* **Supplied material**
--- start ---

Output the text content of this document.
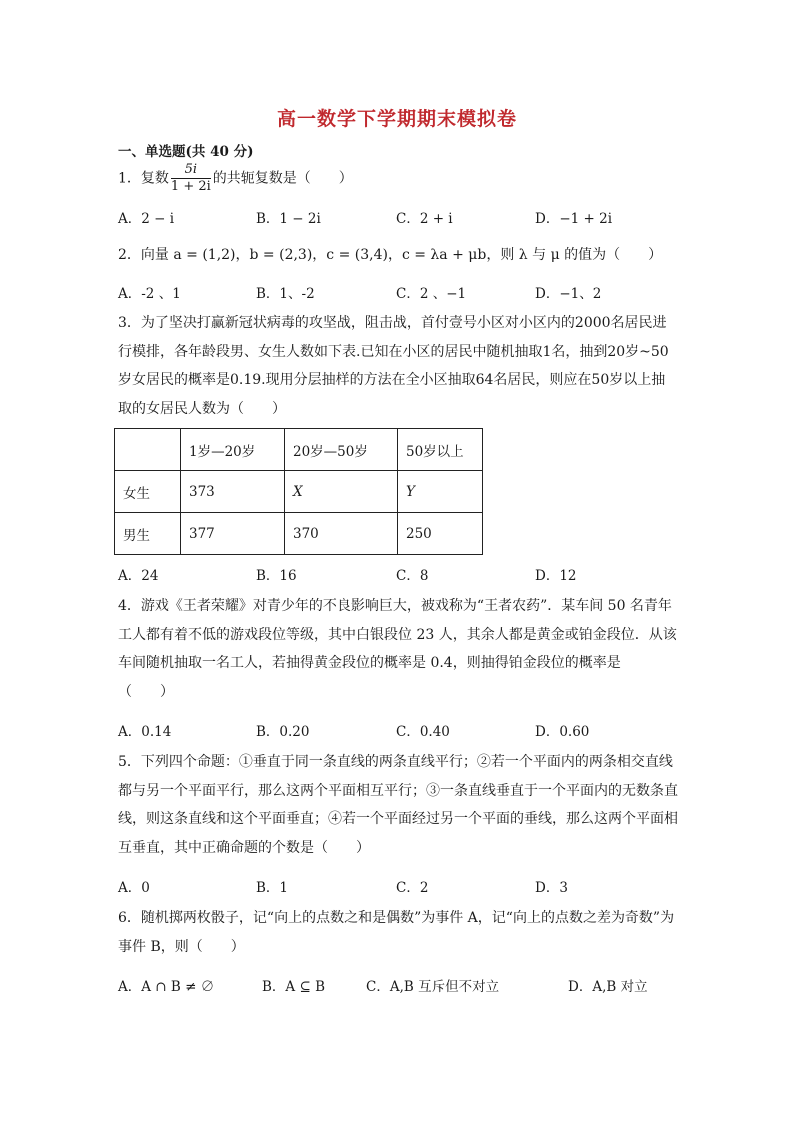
高一数学下学期期末模拟卷
一、单选题(共 40 分)
1．复数 $\frac{5i}{1 + 2i}$ 的共轭复数是（　　）
A．2 − i	B．1 − 2i	C．2 + i	D．−1 + 2i
2．向量 a = (1,2)，b = (2,3)，c = (3,4)，c = λa + μb，则 λ 与 μ 的值为（　　）
A．-2 、1	B．1、-2	C．2 、−1	D．−1、2
3．为了坚决打赢新冠状病毒的攻坚战，阻击战，首付壹号小区对小区内的2000名居民进行模排，各年龄段男、女生人数如下表.已知在小区的居民中随机抽取1名，抽到20岁~50岁女居民的概率是0.19.现用分层抽样的方法在全小区抽取64名居民，则应在50岁以上抽取的女居民人数为（　　）
	1岁—20岁	20岁—50岁	50岁以上
女生	373	X	Y
男生	377	370	250
A．24	B．16	C．8	D．12
4．游戏《王者荣耀》对青少年的不良影响巨大，被戏称为“王者农药”．某车间 50 名青年工人都有着不低的游戏段位等级，其中白银段位 23 人，其余人都是黄金或铂金段位．从该车间随机抽取一名工人，若抽得黄金段位的概率是 0.4，则抽得铂金段位的概率是
（　　）
A．0.14	B．0.20	C．0.40	D．0.60
5．下列四个命题：①垂直于同一条直线的两条直线平行；②若一个平面内的两条相交直线都与另一个平面平行，那么这两个平面相互平行；③一条直线垂直于一个平面内的无数条直线，则这条直线和这个平面垂直；④若一个平面经过另一个平面的垂线，那么这两个平面相互垂直，其中正确命题的个数是（　　）
A．0	B．1	C．2	D．3
6．随机掷两枚骰子，记“向上的点数之和是偶数”为事件 A，记“向上的点数之差为奇数”为事件 B，则（　　）
A．A ∩ B ≠ ∅	B．A ⊆ B	C．A,B 互斥但不对立	D．A,B 对立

--- end ---

* **Short exercise**
Give every record back exactly as it reads, with no images.

* **Exercise answer**
Output the text content of this document.
高一数学下学期期末模拟卷
一、单选题(共 40 分)
1．复数 $\frac{5i}{1 + 2i}$ 的共轭复数是（　　）
A．2 − i	B．1 − 2i	C．2 + i	D．−1 + 2i
2．向量 a = (1,2)，b = (2,3)，c = (3,4)，c = λa + μb，则 λ 与 μ 的值为（　　）
A．-2 、1	B．1、-2	C．2 、−1	D．−1、2
3．为了坚决打赢新冠状病毒的攻坚战，阻击战，首付壹号小区对小区内的2000名居民进行模排，各年龄段男、女生人数如下表.已知在小区的居民中随机抽取1名，抽到20岁~50岁女居民的概率是0.19.现用分层抽样的方法在全小区抽取64名居民，则应在50岁以上抽取的女居民人数为（　　）
	1岁—20岁	20岁—50岁	50岁以上
女生	373	X	Y
男生	377	370	250
A．24	B．16	C．8	D．12
4．游戏《王者荣耀》对青少年的不良影响巨大，被戏称为“王者农药”．某车间 50 名青年工人都有着不低的游戏段位等级，其中白银段位 23 人，其余人都是黄金或铂金段位．从该车间随机抽取一名工人，若抽得黄金段位的概率是 0.4，则抽得铂金段位的概率是
（　　）
A．0.14	B．0.20	C．0.40	D．0.60
5．下列四个命题：①垂直于同一条直线的两条直线平行；②若一个平面内的两条相交直线都与另一个平面平行，那么这两个平面相互平行；③一条直线垂直于一个平面内的无数条直线，则这条直线和这个平面垂直；④若一个平面经过另一个平面的垂线，那么这两个平面相互垂直，其中正确命题的个数是（　　）
A．0	B．1	C．2	D．3
6．随机掷两枚骰子，记“向上的点数之和是偶数”为事件 A，记“向上的点数之差为奇数”为事件 B，则（　　）
A．A ∩ B ≠ ∅	B．A ⊆ B	C．A,B 互斥但不对立	D．A,B 对立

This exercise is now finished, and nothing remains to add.